◆ **Task objective**: Copy out the entries in full and with complete accuracy; pictures are excluded.

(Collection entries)
+ + + + + + +
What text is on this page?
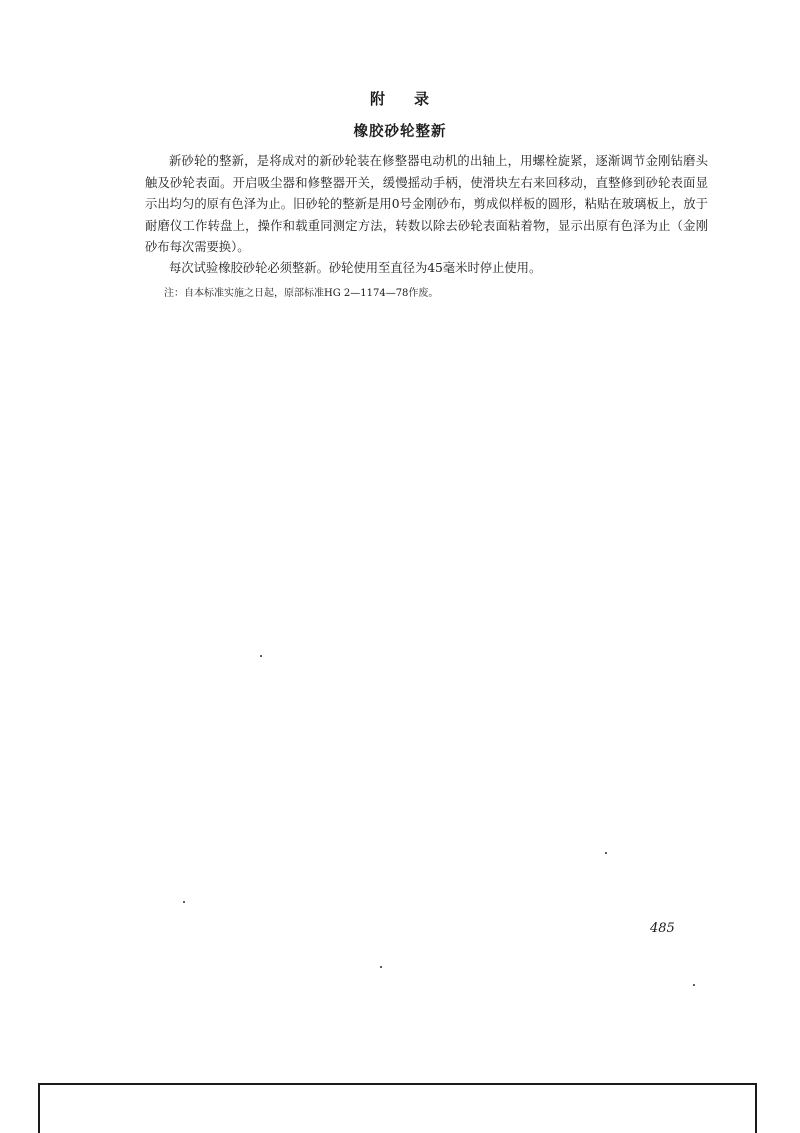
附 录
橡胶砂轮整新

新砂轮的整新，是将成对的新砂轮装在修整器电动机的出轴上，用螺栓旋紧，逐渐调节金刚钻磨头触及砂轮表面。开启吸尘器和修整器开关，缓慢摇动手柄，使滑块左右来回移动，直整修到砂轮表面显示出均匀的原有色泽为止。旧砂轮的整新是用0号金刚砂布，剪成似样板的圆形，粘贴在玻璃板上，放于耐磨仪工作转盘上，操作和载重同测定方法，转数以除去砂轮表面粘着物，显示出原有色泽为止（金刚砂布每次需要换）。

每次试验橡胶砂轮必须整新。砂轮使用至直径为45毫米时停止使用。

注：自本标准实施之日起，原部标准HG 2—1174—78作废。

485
+ + + + + + +
◆ **Response below**:
What text is on this page?
附 录
橡胶砂轮整新

新砂轮的整新，是将成对的新砂轮装在修整器电动机的出轴上，用螺栓旋紧，逐渐调节金刚钻磨头触及砂轮表面。开启吸尘器和修整器开关，缓慢摇动手柄，使滑块左右来回移动，直整修到砂轮表面显示出均匀的原有色泽为止。旧砂轮的整新是用0号金刚砂布，剪成似样板的圆形，粘贴在玻璃板上，放于耐磨仪工作转盘上，操作和载重同测定方法，转数以除去砂轮表面粘着物，显示出原有色泽为止（金刚砂布每次需要换）。

每次试验橡胶砂轮必须整新。砂轮使用至直径为45毫米时停止使用。

注：自本标准实施之日起，原部标准HG 2—1174—78作废。

485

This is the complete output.